## START Dataset entries

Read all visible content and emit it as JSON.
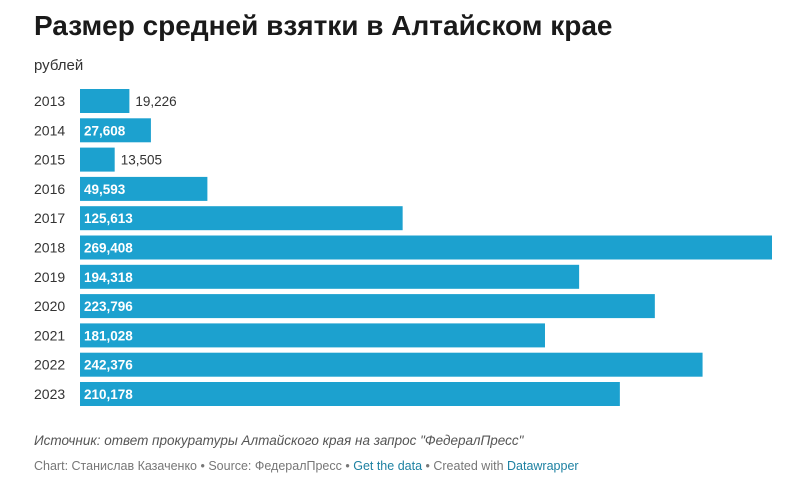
{
  "chart_data": {
    "type": "bar",
    "orientation": "horizontal",
    "title": "Размер средней взятки в Алтайском крае",
    "subtitle": "рублей",
    "categories": [
      "2013",
      "2014",
      "2015",
      "2016",
      "2017",
      "2018",
      "2019",
      "2020",
      "2021",
      "2022",
      "2023"
    ],
    "values": [
      19226,
      27608,
      13505,
      49593,
      125613,
      269408,
      194318,
      223796,
      181028,
      242376,
      210178
    ],
    "value_labels": [
      "19,226",
      "27,608",
      "13,505",
      "49,593",
      "125,613",
      "269,408",
      "194,318",
      "223,796",
      "181,028",
      "242,376",
      "210,178"
    ],
    "xlim": [
      0,
      269408
    ],
    "bar_color": "#1ca1cf",
    "grid": false,
    "legend": "none"
  },
  "footer": {
    "source": "Источник: ответ прокуратуры Алтайского края на запрос \"ФедералПресс\"",
    "credits_prefix": "Chart: Станислав Казаченко • Source: ФедералПресс • ",
    "get_data_label": "Get the data",
    "credits_middle": " • Created with ",
    "datawrapper_label": "Datawrapper"
  }
}
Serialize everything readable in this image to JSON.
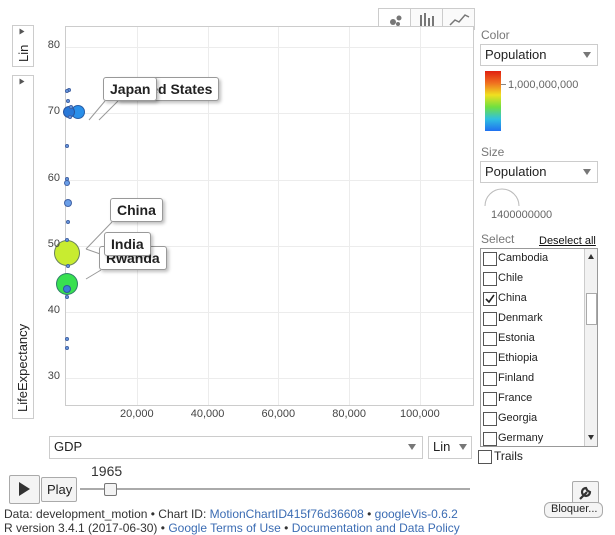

## END Dataset entries

→ **The task**:
In the entries above, find each line with the word "ФедералПресс" and show it.

→ **Finished task**:
    "source": "Источник: ответ прокуратуры Алтайского края на запрос \"ФедералПресс\"",
    "credits_prefix": "Chart: Станислав Казаченко • Source: ФедералПресс • ",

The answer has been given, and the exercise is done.